• **SUPPLIED DATA**
========================================

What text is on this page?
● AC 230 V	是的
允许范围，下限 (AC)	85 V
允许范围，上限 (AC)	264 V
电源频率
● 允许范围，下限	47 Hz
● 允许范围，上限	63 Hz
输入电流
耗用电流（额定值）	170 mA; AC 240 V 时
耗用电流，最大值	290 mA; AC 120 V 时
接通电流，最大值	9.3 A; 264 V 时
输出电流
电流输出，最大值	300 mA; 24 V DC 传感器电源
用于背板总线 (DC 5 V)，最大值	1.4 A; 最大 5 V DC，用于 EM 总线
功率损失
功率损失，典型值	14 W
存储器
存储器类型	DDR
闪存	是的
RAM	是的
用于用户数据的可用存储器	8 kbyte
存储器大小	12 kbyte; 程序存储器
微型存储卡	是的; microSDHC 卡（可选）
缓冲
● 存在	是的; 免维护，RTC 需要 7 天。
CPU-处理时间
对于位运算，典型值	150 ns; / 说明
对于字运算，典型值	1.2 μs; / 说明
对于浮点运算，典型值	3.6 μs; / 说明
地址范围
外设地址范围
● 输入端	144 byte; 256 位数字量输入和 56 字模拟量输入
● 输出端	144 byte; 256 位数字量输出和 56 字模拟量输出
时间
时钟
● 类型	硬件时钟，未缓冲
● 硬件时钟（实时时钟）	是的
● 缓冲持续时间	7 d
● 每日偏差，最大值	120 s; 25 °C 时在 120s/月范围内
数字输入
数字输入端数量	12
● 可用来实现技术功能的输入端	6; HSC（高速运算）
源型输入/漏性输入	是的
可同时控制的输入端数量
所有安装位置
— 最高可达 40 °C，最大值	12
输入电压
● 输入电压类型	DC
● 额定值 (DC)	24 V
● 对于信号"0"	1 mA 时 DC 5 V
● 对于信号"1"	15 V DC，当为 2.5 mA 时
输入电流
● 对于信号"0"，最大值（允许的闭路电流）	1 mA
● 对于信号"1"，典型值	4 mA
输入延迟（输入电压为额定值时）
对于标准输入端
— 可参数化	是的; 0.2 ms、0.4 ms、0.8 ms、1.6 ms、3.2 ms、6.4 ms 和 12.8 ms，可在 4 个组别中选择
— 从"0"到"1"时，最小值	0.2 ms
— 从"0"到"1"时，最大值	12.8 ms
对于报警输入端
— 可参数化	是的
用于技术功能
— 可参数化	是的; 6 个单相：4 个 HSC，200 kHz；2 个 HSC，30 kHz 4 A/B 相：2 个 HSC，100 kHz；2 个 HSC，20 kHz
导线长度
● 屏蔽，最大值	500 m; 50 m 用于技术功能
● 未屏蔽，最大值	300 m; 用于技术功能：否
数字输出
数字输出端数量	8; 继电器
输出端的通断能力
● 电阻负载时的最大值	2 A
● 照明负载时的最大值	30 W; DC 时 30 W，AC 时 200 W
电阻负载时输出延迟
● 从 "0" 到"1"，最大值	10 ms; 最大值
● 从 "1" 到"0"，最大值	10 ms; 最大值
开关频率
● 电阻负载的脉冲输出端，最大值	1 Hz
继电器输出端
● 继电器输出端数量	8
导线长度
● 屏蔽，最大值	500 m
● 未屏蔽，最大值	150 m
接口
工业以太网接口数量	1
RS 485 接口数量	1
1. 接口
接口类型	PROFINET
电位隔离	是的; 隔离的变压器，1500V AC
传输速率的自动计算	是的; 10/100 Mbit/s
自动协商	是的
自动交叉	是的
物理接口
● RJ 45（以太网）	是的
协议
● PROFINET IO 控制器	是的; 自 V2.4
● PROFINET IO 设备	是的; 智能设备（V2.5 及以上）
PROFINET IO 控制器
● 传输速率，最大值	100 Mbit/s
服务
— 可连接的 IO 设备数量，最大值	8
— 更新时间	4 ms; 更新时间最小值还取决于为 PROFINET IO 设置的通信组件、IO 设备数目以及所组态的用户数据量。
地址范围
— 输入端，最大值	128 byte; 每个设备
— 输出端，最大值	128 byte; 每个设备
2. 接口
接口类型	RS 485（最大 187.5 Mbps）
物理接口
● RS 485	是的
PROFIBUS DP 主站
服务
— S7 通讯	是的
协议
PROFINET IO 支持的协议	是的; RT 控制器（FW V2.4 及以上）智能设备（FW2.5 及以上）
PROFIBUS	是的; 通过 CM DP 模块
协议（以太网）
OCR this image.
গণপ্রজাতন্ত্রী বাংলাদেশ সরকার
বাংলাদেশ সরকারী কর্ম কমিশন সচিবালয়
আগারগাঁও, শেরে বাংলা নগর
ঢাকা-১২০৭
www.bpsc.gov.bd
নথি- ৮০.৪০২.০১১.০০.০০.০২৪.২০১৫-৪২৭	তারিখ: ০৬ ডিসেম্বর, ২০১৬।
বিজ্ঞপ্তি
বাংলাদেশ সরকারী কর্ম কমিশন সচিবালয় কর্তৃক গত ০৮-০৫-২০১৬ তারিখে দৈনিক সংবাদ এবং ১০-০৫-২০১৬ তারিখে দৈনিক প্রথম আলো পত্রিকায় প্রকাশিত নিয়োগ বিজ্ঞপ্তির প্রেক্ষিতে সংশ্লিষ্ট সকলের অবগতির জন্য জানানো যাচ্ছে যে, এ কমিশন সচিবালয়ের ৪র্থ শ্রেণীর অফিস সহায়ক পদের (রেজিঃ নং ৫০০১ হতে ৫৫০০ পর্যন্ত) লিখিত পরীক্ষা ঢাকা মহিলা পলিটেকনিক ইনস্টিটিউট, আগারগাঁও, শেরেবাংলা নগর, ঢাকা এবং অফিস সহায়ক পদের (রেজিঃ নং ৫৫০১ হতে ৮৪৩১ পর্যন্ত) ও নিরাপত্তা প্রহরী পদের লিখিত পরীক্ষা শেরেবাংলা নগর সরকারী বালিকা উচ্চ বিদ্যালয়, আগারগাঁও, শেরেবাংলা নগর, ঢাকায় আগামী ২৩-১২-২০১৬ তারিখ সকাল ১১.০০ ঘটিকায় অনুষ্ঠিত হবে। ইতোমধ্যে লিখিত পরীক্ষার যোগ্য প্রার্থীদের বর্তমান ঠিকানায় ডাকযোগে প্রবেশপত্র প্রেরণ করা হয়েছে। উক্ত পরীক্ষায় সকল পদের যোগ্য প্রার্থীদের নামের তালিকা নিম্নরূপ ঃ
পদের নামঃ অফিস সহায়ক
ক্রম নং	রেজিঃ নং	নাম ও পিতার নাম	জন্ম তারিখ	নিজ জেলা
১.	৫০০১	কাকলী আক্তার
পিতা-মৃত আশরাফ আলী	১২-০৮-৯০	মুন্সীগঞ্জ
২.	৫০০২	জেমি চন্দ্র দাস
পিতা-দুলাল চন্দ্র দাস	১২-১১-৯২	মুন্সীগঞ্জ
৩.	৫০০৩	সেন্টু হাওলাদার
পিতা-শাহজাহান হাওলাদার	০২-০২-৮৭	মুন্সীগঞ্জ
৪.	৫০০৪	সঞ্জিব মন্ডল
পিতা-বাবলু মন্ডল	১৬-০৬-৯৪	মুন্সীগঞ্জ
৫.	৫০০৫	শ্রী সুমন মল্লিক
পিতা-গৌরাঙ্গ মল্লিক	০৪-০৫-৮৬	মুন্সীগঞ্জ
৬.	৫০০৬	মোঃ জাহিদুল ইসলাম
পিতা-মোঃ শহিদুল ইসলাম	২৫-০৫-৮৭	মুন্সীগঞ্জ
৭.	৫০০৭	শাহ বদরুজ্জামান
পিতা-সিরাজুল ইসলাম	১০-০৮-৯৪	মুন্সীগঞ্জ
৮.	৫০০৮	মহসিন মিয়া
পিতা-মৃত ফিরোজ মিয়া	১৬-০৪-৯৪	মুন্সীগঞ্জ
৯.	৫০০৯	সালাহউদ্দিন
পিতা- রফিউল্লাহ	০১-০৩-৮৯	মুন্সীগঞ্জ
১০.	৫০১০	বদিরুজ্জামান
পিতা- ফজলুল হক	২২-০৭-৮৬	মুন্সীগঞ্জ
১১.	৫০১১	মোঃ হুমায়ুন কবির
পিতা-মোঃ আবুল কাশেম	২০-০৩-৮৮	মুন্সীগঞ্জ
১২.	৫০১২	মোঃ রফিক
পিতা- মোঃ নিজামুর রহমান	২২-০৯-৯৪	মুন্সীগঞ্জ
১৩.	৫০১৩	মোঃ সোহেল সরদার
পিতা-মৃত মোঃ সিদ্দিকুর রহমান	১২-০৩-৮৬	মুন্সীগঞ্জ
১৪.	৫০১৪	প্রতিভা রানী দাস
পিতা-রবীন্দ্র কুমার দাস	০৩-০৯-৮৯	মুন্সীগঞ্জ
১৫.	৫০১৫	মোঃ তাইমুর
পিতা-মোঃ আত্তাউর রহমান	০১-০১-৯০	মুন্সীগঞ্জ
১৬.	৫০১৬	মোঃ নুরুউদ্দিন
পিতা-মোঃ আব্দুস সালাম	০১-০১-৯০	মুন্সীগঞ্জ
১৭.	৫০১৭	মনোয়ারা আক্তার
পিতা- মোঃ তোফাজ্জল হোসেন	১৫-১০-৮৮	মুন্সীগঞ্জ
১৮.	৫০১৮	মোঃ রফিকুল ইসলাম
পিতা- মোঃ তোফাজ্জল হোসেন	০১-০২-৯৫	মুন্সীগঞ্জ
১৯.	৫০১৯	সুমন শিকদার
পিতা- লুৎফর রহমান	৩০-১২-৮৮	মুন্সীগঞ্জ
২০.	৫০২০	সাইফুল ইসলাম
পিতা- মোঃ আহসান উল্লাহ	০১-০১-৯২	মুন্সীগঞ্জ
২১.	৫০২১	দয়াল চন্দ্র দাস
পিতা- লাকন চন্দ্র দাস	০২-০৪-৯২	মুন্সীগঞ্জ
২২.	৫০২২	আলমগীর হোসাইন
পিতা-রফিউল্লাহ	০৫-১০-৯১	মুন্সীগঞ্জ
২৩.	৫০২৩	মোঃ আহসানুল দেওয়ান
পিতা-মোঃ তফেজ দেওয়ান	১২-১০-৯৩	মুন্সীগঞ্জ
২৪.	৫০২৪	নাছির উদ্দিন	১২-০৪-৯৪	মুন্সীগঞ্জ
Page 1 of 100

========================================

• **THE EXERCISE**
List every line above that contains the word "可参数化".

• **RESULT FOR THIS TASK**
— 可参数化	是的; 0.2 ms、0.4 ms、0.8 ms、1.6 ms、3.2 ms、6.4 ms 和 12.8 ms，可在 4 个组别中选择
— 可参数化	是的
— 可参数化	是的; 6 个单相：4 个 HSC，200 kHz；2 个 HSC，30 kHz 4 A/B 相：2 个 HSC，100 kHz；2 个 HSC，20 kHz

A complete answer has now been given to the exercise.